- [EXTRACT TO READ]

Representative Bennie Thompson, Democrat of Mississippi and the committee chairman, has previously said that the committee ruled out a subpoena for Mr. Pence, citing the “significant information” it had received from two of his aides, Marc Short and Greg Jacob, both of whom sat for depositions. Mr. Jacob also testified live during one of the panel’s hearings in June, calling a plan by the lawyer John Eastman to have Mr. Pence single-handedly throw the election to Mr. Trump during a joint session of Congress on Jan. 6, 2021, “certifiably crazy.”
Beyond speaking to the House committee, Mr. Short and Mr. Jacob have both appeared before a federal grand jury in Washington that is hearing testimony in the Justice Department’s parallel inquiry into Jan. 6. The men were present in the Oval Office for a meeting on Jan. 4, 2021, at which Mr. Trump had Mr. Eastman try to persuade Mr. Pence that he could delay or block congressional certification of Mr. Trump’s Electoral College defeat.

- [STATED PROBLEM A]
Copy out the rows from the first one through the row containing "outcome-line3: Digitalization MSMEs: [1555, 1470, 2191, 1537]", including both of those rows.
- [STATED PROBLEM B]
Write the next part of the passage about Mr. Pence's aides and the Jan. 6 inquiries, picking up after its final sentence.
The passage and the rows come from unrelated sources.

- [ENTRIES SUPPLIED]
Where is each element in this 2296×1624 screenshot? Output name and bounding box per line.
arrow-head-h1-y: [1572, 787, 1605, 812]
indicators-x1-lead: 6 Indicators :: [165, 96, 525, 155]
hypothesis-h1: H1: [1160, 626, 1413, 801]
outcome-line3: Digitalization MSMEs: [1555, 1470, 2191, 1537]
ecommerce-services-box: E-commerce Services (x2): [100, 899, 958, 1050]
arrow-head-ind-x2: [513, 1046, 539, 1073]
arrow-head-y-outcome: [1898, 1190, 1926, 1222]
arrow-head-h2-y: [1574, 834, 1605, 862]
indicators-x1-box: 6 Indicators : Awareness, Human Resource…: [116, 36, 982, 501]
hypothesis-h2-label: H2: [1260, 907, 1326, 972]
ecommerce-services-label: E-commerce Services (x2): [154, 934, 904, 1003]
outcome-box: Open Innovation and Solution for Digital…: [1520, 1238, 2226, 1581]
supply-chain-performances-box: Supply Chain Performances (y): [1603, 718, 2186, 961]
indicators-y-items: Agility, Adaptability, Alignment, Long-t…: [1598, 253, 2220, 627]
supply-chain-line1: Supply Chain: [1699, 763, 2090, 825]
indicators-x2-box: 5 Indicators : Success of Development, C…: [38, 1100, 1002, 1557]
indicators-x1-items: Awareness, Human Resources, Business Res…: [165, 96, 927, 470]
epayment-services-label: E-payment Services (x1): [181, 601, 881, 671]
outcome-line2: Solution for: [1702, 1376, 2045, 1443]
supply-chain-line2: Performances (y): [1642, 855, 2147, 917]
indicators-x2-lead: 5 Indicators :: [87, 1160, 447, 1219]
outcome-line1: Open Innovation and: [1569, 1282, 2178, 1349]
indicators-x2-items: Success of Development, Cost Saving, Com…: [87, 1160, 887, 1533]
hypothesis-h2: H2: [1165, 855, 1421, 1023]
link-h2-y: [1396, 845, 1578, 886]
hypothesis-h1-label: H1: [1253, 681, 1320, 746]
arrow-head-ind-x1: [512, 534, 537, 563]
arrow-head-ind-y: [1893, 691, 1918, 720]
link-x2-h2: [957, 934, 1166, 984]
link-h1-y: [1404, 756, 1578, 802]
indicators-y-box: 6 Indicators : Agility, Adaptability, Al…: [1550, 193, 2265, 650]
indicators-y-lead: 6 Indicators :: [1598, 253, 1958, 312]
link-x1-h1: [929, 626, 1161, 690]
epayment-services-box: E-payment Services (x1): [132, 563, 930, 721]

- [WRITTEN ANSWER A]
Where is each element in this 2296×1624 screenshot? Output name and bounding box per line.
arrow-head-h1-y: [1572, 787, 1605, 812]
indicators-x1-lead: 6 Indicators :: [165, 96, 525, 155]
hypothesis-h1: H1: [1160, 626, 1413, 801]
outcome-line3: Digitalization MSMEs: [1555, 1470, 2191, 1537]

- [WRITTEN ANSWER B]
While it remains unclear whether Mr. Pence will speak to the committee, if he does he could presumably give the panel a fuller picture of the effort by Mr. Trump and Mr. Eastman to strong-arm him into disrupting the traditional democratic process.
A spokesman for the panel declined to comment Wednesday on Mr. Pence’s latest statements.
Another potentially high-profile witness, Virginia Thomas, the wife of Supreme Court Justice Clarence Thomas and a supporter of Mr. Trump’s efforts to stay in power after the 2020 election, is still on the committee’s list of witnesses to call, even though she has rebuffed attempts to interview her.